**Exercise directions:** Pull every line containing the word "naqsh" from the records.

**Data entries:**
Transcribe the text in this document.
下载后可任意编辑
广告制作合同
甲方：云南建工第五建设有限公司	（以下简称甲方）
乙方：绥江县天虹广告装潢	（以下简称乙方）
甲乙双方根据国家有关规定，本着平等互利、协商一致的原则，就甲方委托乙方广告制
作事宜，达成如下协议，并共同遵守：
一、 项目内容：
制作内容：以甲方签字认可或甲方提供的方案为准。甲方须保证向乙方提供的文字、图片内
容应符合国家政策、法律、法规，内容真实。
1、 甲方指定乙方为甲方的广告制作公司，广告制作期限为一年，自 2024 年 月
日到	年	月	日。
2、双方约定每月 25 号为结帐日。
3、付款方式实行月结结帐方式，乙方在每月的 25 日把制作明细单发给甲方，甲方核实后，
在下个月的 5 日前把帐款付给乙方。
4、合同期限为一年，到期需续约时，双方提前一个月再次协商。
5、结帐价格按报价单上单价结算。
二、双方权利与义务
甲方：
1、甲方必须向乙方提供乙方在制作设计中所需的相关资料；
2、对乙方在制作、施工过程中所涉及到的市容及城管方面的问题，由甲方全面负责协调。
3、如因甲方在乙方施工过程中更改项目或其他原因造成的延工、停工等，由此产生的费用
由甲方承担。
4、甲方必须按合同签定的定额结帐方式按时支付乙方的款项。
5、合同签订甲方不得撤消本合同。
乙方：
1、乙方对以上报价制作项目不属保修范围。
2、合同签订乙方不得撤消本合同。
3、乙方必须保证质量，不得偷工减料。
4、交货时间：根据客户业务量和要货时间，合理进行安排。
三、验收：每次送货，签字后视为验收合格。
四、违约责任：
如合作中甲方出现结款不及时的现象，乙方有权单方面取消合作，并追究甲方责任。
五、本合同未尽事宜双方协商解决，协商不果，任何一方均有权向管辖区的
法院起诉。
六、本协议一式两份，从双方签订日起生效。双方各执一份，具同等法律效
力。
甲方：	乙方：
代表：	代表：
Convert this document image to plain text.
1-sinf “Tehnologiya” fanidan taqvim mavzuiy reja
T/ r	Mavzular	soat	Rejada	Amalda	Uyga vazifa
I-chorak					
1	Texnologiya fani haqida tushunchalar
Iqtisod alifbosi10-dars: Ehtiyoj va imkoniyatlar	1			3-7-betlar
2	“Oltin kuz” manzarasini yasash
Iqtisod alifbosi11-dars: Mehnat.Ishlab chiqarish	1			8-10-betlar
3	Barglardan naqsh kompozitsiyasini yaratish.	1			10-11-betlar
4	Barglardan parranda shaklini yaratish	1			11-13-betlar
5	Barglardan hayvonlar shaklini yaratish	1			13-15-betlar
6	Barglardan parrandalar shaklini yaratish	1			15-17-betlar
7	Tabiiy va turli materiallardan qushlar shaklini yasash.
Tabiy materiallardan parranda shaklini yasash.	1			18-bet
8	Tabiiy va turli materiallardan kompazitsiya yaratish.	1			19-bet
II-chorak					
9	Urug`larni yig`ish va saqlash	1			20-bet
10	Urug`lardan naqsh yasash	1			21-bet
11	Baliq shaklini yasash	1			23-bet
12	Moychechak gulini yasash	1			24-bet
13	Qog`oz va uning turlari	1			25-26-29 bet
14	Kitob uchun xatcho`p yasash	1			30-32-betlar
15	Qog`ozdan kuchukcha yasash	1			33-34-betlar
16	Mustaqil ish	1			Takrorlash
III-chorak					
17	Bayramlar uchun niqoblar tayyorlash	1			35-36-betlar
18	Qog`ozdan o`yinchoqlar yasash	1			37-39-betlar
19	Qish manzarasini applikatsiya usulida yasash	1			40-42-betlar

**Task response:**
3	Barglardan naqsh kompozitsiyasini yaratish.	1			10-11-betlar
10	Urug`lardan naqsh yasash	1			21-bet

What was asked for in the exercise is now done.